§ Set exercise
Scan the listing below. Report each line that includes "Manual".

Recorded data
#####
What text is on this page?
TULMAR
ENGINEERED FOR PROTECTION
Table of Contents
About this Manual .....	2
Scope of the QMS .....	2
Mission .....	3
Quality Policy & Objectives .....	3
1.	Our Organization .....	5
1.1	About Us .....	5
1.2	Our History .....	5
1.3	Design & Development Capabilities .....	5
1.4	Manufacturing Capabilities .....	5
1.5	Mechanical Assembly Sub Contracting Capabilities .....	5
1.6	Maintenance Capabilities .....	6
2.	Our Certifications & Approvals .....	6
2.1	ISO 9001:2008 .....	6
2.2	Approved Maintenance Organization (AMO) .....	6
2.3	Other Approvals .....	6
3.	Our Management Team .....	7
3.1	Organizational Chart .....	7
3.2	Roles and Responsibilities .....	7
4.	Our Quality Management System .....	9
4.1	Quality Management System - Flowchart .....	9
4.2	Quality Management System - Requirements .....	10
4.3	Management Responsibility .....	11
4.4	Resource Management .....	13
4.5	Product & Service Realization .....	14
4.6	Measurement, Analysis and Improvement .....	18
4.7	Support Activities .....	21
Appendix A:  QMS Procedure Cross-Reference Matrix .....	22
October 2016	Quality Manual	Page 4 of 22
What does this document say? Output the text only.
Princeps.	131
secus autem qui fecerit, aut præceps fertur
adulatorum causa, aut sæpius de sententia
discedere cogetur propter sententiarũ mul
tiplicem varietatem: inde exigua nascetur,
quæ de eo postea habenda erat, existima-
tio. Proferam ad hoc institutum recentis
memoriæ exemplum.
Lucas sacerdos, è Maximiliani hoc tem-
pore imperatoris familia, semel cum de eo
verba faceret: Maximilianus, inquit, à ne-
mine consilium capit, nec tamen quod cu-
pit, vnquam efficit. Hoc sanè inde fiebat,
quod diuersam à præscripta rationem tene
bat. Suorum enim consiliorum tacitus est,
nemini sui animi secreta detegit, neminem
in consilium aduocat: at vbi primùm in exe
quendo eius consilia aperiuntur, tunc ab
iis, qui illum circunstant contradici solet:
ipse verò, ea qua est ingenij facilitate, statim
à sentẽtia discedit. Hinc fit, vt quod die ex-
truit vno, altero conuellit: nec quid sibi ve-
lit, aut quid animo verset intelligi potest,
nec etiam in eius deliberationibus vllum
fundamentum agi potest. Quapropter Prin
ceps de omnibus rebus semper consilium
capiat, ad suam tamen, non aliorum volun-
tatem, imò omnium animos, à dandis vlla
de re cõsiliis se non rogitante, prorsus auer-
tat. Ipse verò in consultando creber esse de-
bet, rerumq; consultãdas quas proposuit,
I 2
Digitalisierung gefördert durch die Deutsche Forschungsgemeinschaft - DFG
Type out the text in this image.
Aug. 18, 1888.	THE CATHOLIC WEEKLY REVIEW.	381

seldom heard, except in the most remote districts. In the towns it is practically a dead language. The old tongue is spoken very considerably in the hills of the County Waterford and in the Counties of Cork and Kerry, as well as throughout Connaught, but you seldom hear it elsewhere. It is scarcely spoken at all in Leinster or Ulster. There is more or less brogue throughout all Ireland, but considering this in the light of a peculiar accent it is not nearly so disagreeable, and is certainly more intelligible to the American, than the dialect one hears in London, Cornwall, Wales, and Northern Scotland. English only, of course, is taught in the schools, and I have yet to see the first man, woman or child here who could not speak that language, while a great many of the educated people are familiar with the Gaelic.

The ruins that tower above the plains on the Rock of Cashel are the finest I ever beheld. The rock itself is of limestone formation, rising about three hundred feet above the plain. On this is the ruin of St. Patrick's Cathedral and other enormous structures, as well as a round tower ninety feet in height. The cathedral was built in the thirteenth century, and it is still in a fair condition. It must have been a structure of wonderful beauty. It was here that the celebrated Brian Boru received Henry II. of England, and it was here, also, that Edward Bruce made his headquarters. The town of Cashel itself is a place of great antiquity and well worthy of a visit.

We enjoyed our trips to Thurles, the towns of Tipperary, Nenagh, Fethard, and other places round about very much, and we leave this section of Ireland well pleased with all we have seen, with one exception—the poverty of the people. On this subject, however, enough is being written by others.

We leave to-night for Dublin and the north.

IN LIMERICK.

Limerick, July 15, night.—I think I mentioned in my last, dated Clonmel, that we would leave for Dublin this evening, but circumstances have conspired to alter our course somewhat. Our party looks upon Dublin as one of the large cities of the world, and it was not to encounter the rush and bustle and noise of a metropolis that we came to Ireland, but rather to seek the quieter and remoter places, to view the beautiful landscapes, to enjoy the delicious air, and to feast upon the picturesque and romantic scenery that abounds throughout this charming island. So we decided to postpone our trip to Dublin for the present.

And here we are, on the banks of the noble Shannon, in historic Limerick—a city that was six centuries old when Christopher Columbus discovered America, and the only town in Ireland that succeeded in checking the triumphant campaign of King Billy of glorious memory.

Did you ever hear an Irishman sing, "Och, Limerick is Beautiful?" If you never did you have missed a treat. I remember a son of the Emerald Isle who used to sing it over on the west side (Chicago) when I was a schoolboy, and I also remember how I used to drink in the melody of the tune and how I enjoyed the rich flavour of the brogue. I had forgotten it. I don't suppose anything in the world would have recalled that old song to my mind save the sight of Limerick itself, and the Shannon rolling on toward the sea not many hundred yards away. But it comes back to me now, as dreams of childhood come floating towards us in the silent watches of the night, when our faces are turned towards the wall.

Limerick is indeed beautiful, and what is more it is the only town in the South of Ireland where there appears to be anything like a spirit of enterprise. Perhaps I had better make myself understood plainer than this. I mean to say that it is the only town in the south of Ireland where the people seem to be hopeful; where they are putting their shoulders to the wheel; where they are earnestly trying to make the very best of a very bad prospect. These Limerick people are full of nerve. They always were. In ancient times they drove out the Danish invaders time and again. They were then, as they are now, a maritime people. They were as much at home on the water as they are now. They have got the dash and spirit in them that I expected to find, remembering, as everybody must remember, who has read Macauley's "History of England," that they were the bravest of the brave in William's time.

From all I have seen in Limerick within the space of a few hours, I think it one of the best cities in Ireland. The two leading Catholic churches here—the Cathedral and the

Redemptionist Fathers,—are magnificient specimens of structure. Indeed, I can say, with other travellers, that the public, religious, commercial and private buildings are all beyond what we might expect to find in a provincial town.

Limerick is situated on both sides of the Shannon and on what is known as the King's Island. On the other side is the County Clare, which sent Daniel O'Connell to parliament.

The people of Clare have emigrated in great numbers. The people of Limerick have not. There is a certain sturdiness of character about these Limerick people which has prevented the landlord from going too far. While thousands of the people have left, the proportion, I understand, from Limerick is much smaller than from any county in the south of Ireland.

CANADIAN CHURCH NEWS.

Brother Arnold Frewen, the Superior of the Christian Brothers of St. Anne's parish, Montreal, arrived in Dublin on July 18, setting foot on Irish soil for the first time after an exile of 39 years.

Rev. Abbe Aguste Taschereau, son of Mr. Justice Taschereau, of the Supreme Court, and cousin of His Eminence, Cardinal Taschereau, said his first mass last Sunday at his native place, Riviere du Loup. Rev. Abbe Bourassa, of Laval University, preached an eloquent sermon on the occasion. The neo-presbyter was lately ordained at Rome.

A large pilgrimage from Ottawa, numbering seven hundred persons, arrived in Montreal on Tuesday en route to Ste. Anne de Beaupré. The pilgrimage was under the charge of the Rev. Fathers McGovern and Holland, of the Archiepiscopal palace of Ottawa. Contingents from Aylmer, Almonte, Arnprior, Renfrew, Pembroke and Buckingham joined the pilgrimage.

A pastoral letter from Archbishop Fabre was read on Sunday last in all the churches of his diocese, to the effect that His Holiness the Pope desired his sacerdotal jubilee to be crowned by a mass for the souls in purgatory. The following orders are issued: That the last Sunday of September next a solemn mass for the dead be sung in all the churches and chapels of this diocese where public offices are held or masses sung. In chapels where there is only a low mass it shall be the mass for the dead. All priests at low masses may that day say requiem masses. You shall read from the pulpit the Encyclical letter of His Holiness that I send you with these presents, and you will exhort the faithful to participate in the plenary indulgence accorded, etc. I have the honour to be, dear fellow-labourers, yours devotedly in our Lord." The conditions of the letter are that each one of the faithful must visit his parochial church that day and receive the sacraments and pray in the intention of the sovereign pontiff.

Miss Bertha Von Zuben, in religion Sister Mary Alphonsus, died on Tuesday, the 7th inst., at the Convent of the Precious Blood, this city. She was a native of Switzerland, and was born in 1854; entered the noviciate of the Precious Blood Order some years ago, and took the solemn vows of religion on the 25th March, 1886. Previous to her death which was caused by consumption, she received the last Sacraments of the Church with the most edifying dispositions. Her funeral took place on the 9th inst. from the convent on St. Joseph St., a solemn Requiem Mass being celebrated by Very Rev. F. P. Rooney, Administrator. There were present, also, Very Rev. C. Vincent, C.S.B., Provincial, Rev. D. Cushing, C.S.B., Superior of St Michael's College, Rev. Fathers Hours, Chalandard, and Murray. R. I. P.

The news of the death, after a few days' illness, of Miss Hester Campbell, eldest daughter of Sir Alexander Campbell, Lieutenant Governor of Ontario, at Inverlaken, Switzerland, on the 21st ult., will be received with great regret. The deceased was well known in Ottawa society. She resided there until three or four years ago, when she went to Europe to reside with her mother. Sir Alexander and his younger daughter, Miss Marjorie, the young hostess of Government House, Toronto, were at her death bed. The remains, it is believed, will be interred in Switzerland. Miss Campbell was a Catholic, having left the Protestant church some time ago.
#####
§ Answer to this exercise
About this Manual .....	2
October 2016	Quality Manual	Page 4 of 22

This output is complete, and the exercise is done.